▸ Exercise brief
Output the full material exactly as it appears here.
--- Given records ---
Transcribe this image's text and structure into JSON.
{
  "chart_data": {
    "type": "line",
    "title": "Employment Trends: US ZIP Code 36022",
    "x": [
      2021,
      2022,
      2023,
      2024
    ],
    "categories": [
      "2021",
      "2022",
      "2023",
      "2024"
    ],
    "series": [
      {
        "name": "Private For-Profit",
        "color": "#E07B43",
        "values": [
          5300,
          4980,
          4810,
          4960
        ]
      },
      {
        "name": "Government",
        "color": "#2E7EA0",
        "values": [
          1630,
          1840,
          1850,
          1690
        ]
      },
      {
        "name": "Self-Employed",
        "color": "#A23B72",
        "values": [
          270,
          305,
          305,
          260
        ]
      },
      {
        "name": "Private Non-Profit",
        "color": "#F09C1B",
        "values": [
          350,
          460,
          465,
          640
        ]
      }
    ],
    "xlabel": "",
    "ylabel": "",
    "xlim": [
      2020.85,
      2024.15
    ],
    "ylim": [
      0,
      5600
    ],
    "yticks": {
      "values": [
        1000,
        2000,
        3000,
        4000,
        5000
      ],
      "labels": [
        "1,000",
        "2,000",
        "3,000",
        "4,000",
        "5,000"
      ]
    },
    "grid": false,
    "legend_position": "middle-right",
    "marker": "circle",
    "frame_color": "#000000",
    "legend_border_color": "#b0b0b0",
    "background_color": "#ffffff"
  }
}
---
▸ Response for this exercise
Transcribe this image's text and structure into JSON.
{
  "chart_data": {
    "type": "line",
    "title": "Employment Trends: US ZIP Code 36022",
    "x": [
      2021,
      2022,
      2023,
      2024
    ],
    "categories": [
      "2021",
      "2022",
      "2023",
      "2024"
    ],
    "series": [
      {
        "name": "Private For-Profit",
        "color": "#E07B43",
        "values": [
          5300,
          4980,
          4810,
          4960
        ]
      },
      {
        "name": "Government",
        "color": "#2E7EA0",
        "values": [
          1630,
          1840,
          1850,
          1690
        ]
      },
      {
        "name": "Self-Employed",
        "color": "#A23B72",
        "values": [
          270,
          305,
          305,
          260
        ]
      },
      {
        "name": "Private Non-Profit",
        "color": "#F09C1B",
        "values": [
          350,
          460,
          465,
          640
        ]
      }
    ],
    "xlabel": "",
    "ylabel": "",
    "xlim": [
      2020.85,
      2024.15
    ],
    "ylim": [
      0,
      5600
    ],
    "yticks": {
      "values": [
        1000,
        2000,
        3000,
        4000,
        5000
      ],
      "labels": [
        "1,000",
        "2,000",
        "3,000",
        "4,000",
        "5,000"
      ]
    },
    "grid": false,
    "legend_position": "middle-right",
    "marker": "circle",
    "frame_color": "#000000",
    "legend_border_color": "#b0b0b0",
    "background_color": "#ffffff"
  }
}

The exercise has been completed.